### EXERCISE GOAL
Copy out all lines that hold "不负韶华".

### GIVEN RECORDS
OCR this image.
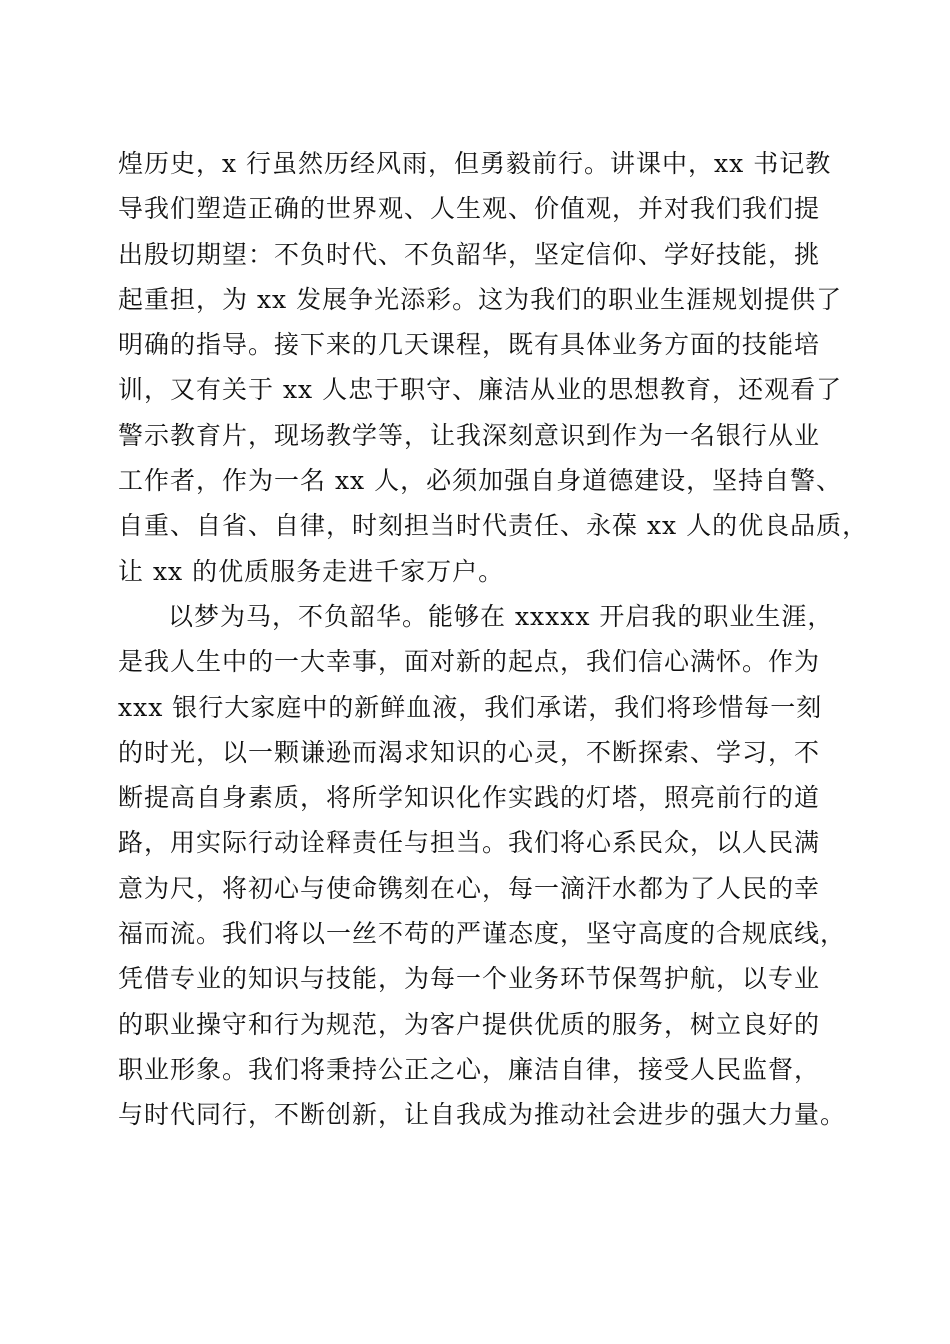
煌历史，x 行虽然历经风雨，但勇毅前行。讲课中，xx 书记教
导我们塑造正确的世界观、人生观、价值观，并对我们我们提
出殷切期望：不负时代、不负韶华，坚定信仰、学好技能，挑
起重担，为 xx 发展争光添彩。这为我们的职业生涯规划提供了
明确的指导。接下来的几天课程，既有具体业务方面的技能培
训，又有关于 xx 人忠于职守、廉洁从业的思想教育，还观看了
警示教育片，现场教学等，让我深刻意识到作为一名银行从业
工作者，作为一名 xx 人，必须加强自身道德建设，坚持自警、
自重、自省、自律，时刻担当时代责任、永葆 xx 人的优良品质，
让 xx 的优质服务走进千家万户。
以梦为马，不负韶华。能够在 xxxxx 开启我的职业生涯，
是我人生中的一大幸事，面对新的起点，我们信心满怀。作为
xxx 银行大家庭中的新鲜血液，我们承诺，我们将珍惜每一刻
的时光，以一颗谦逊而渴求知识的心灵，不断探索、学习，不
断提高自身素质，将所学知识化作实践的灯塔，照亮前行的道
路，用实际行动诠释责任与担当。我们将心系民众，以人民满
意为尺，将初心与使命镌刻在心，每一滴汗水都为了人民的幸
福而流。我们将以一丝不苟的严谨态度，坚守高度的合规底线，
凭借专业的知识与技能，为每一个业务环节保驾护航，以专业
的职业操守和行为规范，为客户提供优质的服务，树立良好的
职业形象。我们将秉持公正之心，廉洁自律，接受人民监督，
与时代同行，不断创新，让自我成为推动社会进步的强大力量。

### SOLUTION
出殷切期望：不负时代、不负韶华，坚定信仰、学好技能，挑
以梦为马，不负韶华。能够在 xxxxx 开启我的职业生涯，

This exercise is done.